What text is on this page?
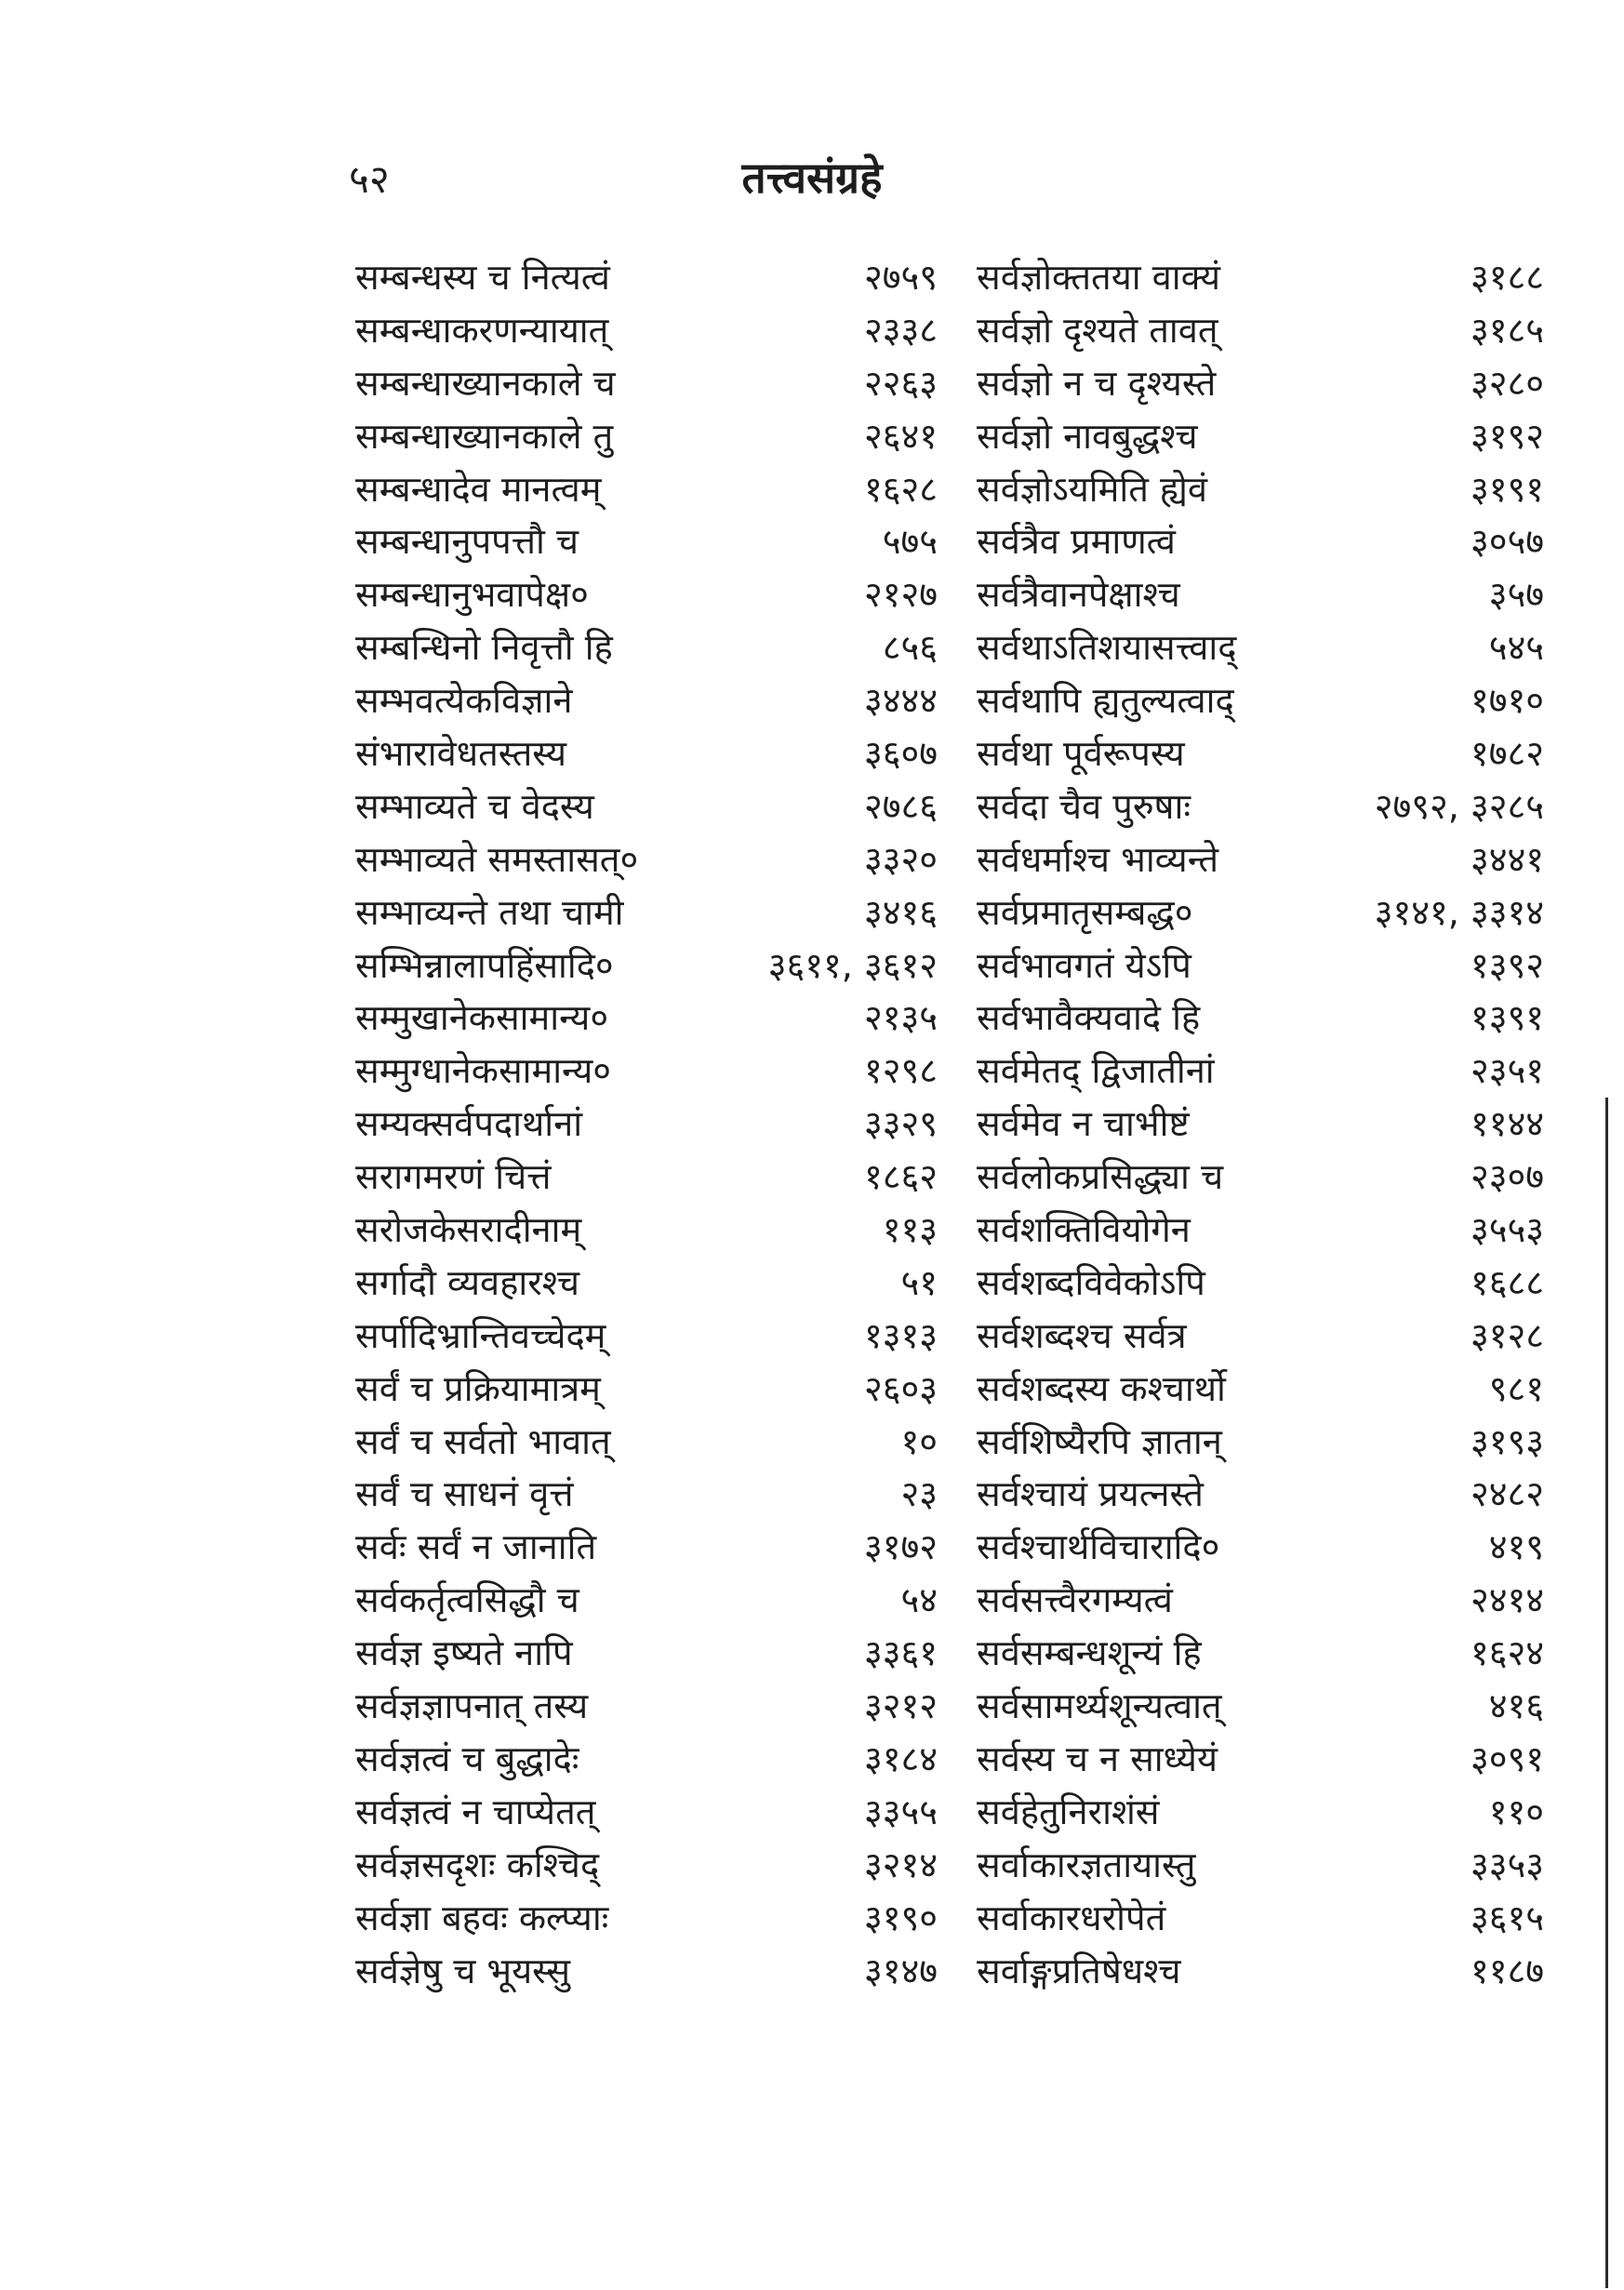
५२	तत्त्वसंग्रहे
सम्बन्धस्य च नित्यत्वं	२७५९
सम्बन्धाकरणन्यायात्	२३३८
सम्बन्धाख्यानकाले च	२२६३
सम्बन्धाख्यानकाले तु	२६४१
सम्बन्धादेव मानत्वम्	१६२८
सम्बन्धानुपपत्तौ च	५७५
सम्बन्धानुभवापेक्ष०	२१२७
सम्बन्धिनो निवृत्तौ हि	८५६
सम्भवत्येकविज्ञाने	३४४४
संभारावेधतस्तस्य	३६०७
सम्भाव्यते च वेदस्य	२७८६
सम्भाव्यते समस्तासत्०	३३२०
सम्भाव्यन्ते तथा चामी	३४१६
सम्भिन्नालापहिंसादि०	३६११, ३६१२
सम्मुखानेकसामान्य०	२१३५
सम्मुग्धानेकसामान्य०	१२९८
सम्यक्सर्वपदार्थानां	३३२९
सरागमरणं चित्तं	१८६२
सरोजकेसरादीनाम्	११३
सर्गादौ व्यवहारश्च	५१
सर्पादिभ्रान्तिवच्चेदम्	१३१३
सर्वं च प्रक्रियामात्रम्	२६०३
सर्वं च सर्वतो भावात्	१०
सर्वं च साधनं वृत्तं	२३
सर्वः सर्वं न जानाति	३१७२
सर्वकर्तृत्वसिद्धौ च	५४
सर्वज्ञ इष्यते नापि	३३६१
सर्वज्ञज्ञापनात् तस्य	३२१२
सर्वज्ञत्वं च बुद्धादेः	३१८४
सर्वज्ञत्वं न चाप्येतत्	३३५५
सर्वज्ञसदृशः कश्चिद्	३२१४
सर्वज्ञा बहवः कल्प्याः	३१९०
सर्वज्ञेषु च भूयस्सु	३१४७
सर्वज्ञोक्ततया वाक्यं	३१८८
सर्वज्ञो दृश्यते तावत्	३१८५
सर्वज्ञो न च दृश्यस्ते	३२८०
सर्वज्ञो नावबुद्धश्च	३१९२
सर्वज्ञोऽयमिति ह्येवं	३१९१
सर्वत्रैव प्रमाणत्वं	३०५७
सर्वत्रैवानपेक्षाश्च	३५७
सर्वथाऽतिशयासत्त्वाद्	५४५
सर्वथापि ह्यतुल्यत्वाद्	१७१०
सर्वथा पूर्वरूपस्य	१७८२
सर्वदा चैव पुरुषाः	२७९२, ३२८५
सर्वधर्माश्च भाव्यन्ते	३४४१
सर्वप्रमातृसम्बद्ध०	३१४१, ३३१४
सर्वभावगतं येऽपि	१३९२
सर्वभावैक्यवादे हि	१३९१
सर्वमेतद् द्विजातीनां	२३५१
सर्वमेव न चाभीष्टं	११४४
सर्वलोकप्रसिद्ध्या च	२३०७
सर्वशक्तिवियोगेन	३५५३
सर्वशब्दविवेकोऽपि	१६८८
सर्वशब्दश्च सर्वत्र	३१२८
सर्वशब्दस्य कश्चार्थो	९८१
सर्वशिष्यैरपि ज्ञातान्	३१९३
सर्वश्चायं प्रयत्नस्ते	२४८२
सर्वश्चार्थविचारादि०	४१९
सर्वसत्त्वैरगम्यत्वं	२४१४
सर्वसम्बन्धशून्यं हि	१६२४
सर्वसामर्थ्यशून्यत्वात्	४१६
सर्वस्य च न साध्येयं	३०९१
सर्वहेतुनिराशंसं	११०
सर्वाकारज्ञतायास्तु	३३५३
सर्वाकारधरोपेतं	३६१५
सर्वाङ्गप्रतिषेधश्च	११८७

++++++++++

### Work instructions
Transcribe all of the entries word for word, but skip any pictures they contain.

### Exercise output
What text is on this page?
५२	तत्त्वसंग्रहे
सम्बन्धस्य च नित्यत्वं	२७५९
सम्बन्धाकरणन्यायात्	२३३८
सम्बन्धाख्यानकाले च	२२६३
सम्बन्धाख्यानकाले तु	२६४१
सम्बन्धादेव मानत्वम्	१६२८
सम्बन्धानुपपत्तौ च	५७५
सम्बन्धानुभवापेक्ष०	२१२७
सम्बन्धिनो निवृत्तौ हि	८५६
सम्भवत्येकविज्ञाने	३४४४
संभारावेधतस्तस्य	३६०७
सम्भाव्यते च वेदस्य	२७८६
सम्भाव्यते समस्तासत्०	३३२०
सम्भाव्यन्ते तथा चामी	३४१६
सम्भिन्नालापहिंसादि०	३६११, ३६१२
सम्मुखानेकसामान्य०	२१३५
सम्मुग्धानेकसामान्य०	१२९८
सम्यक्सर्वपदार्थानां	३३२९
सरागमरणं चित्तं	१८६२
सरोजकेसरादीनाम्	११३
सर्गादौ व्यवहारश्च	५१
सर्पादिभ्रान्तिवच्चेदम्	१३१३
सर्वं च प्रक्रियामात्रम्	२६०३
सर्वं च सर्वतो भावात्	१०
सर्वं च साधनं वृत्तं	२३
सर्वः सर्वं न जानाति	३१७२
सर्वकर्तृत्वसिद्धौ च	५४
सर्वज्ञ इष्यते नापि	३३६१
सर्वज्ञज्ञापनात् तस्य	३२१२
सर्वज्ञत्वं च बुद्धादेः	३१८४
सर्वज्ञत्वं न चाप्येतत्	३३५५
सर्वज्ञसदृशः कश्चिद्	३२१४
सर्वज्ञा बहवः कल्प्याः	३१९०
सर्वज्ञेषु च भूयस्सु	३१४७
सर्वज्ञोक्ततया वाक्यं	३१८८
सर्वज्ञो दृश्यते तावत्	३१८५
सर्वज्ञो न च दृश्यस्ते	३२८०
सर्वज्ञो नावबुद्धश्च	३१९२
सर्वज्ञोऽयमिति ह्येवं	३१९१
सर्वत्रैव प्रमाणत्वं	३०५७
सर्वत्रैवानपेक्षाश्च	३५७
सर्वथाऽतिशयासत्त्वाद्	५४५
सर्वथापि ह्यतुल्यत्वाद्	१७१०
सर्वथा पूर्वरूपस्य	१७८२
सर्वदा चैव पुरुषाः	२७९२, ३२८५
सर्वधर्माश्च भाव्यन्ते	३४४१
सर्वप्रमातृसम्बद्ध०	३१४१, ३३१४
सर्वभावगतं येऽपि	१३९२
सर्वभावैक्यवादे हि	१३९१
सर्वमेतद् द्विजातीनां	२३५१
सर्वमेव न चाभीष्टं	११४४
सर्वलोकप्रसिद्ध्या च	२३०७
सर्वशक्तिवियोगेन	३५५३
सर्वशब्दविवेकोऽपि	१६८८
सर्वशब्दश्च सर्वत्र	३१२८
सर्वशब्दस्य कश्चार्थो	९८१
सर्वशिष्यैरपि ज्ञातान्	३१९३
सर्वश्चायं प्रयत्नस्ते	२४८२
सर्वश्चार्थविचारादि०	४१९
सर्वसत्त्वैरगम्यत्वं	२४१४
सर्वसम्बन्धशून्यं हि	१६२४
सर्वसामर्थ्यशून्यत्वात्	४१६
सर्वस्य च न साध्येयं	३०९१
सर्वहेतुनिराशंसं	११०
सर्वाकारज्ञतायास्तु	३३५३
सर्वाकारधरोपेतं	३६१५
सर्वाङ्गप्रतिषेधश्च	११८७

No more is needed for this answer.